### Work required
Every line below that contains "more" is to be copied.

(Data items)
------------------------------------------------

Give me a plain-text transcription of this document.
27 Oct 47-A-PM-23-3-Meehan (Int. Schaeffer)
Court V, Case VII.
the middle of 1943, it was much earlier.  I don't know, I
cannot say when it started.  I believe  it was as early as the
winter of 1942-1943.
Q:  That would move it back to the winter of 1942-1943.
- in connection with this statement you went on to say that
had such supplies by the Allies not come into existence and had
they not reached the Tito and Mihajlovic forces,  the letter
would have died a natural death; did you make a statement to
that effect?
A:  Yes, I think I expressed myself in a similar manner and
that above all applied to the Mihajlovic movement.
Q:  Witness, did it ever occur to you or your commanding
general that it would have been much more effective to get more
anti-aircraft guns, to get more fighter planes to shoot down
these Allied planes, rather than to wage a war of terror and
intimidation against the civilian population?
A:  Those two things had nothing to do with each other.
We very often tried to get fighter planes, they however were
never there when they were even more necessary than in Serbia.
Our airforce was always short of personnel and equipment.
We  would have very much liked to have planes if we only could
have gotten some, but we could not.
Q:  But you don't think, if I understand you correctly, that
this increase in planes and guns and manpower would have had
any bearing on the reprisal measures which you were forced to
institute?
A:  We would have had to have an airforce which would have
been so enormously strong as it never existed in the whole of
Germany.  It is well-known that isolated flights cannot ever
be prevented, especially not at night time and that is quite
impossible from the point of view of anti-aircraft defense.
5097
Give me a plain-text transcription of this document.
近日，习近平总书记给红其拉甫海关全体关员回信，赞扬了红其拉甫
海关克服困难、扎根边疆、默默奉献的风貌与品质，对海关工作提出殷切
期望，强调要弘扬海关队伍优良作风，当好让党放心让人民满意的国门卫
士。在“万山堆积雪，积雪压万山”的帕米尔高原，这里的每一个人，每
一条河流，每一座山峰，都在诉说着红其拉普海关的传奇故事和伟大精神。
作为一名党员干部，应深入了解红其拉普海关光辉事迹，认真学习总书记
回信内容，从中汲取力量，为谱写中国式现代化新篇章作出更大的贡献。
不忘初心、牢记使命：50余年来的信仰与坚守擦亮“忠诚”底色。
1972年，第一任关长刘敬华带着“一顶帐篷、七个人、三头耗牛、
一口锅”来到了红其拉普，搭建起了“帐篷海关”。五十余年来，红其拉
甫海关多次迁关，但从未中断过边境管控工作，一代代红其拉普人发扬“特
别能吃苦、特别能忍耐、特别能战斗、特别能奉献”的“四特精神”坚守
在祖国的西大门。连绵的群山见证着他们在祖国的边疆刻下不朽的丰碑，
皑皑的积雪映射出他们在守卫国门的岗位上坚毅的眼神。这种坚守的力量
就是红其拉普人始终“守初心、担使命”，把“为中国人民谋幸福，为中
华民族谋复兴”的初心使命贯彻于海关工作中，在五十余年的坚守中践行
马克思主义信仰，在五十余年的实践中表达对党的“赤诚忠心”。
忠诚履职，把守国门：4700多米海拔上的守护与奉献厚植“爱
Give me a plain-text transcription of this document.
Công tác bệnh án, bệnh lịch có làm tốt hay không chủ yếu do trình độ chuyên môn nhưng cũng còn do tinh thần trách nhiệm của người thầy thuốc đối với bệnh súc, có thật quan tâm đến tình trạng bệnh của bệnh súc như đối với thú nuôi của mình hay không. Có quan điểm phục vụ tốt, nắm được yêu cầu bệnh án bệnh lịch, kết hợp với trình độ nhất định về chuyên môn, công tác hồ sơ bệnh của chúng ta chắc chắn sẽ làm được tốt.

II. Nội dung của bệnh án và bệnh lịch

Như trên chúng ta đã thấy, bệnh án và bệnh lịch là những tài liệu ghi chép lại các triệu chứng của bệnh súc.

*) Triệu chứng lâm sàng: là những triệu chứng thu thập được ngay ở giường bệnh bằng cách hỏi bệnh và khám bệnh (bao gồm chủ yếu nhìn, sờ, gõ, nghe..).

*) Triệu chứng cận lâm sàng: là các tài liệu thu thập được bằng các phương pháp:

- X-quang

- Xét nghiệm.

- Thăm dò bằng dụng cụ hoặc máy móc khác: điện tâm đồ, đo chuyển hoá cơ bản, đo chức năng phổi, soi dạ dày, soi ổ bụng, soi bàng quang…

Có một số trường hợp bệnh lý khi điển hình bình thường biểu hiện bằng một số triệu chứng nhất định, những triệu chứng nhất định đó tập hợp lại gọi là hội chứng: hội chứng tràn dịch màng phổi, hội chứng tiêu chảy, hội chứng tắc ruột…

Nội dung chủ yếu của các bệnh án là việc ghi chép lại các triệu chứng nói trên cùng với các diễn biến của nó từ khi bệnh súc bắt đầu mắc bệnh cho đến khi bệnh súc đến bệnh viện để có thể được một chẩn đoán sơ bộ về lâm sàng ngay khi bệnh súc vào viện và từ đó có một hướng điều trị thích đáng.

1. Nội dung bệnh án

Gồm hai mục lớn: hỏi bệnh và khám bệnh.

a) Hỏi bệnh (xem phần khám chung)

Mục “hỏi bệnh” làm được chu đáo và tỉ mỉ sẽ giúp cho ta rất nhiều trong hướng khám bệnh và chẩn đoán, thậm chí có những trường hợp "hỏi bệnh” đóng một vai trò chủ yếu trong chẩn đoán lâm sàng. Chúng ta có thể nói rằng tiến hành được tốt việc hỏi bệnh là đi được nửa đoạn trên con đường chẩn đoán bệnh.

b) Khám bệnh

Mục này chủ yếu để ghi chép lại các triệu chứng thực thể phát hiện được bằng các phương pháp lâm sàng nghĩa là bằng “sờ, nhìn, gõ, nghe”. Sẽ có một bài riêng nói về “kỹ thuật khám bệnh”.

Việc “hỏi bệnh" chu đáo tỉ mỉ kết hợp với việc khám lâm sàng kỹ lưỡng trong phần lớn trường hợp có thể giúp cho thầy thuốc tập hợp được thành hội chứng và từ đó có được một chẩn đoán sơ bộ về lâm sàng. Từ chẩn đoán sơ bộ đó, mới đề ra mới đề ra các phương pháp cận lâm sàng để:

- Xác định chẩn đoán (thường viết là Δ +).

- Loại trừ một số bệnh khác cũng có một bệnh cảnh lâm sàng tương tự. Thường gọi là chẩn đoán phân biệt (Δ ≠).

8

------------------------------------------------

### Answer
general that it would have been much more effective to get more
anti-aircraft guns, to get more fighter planes to shoot down
never there when they were even more necessary than in Serbia.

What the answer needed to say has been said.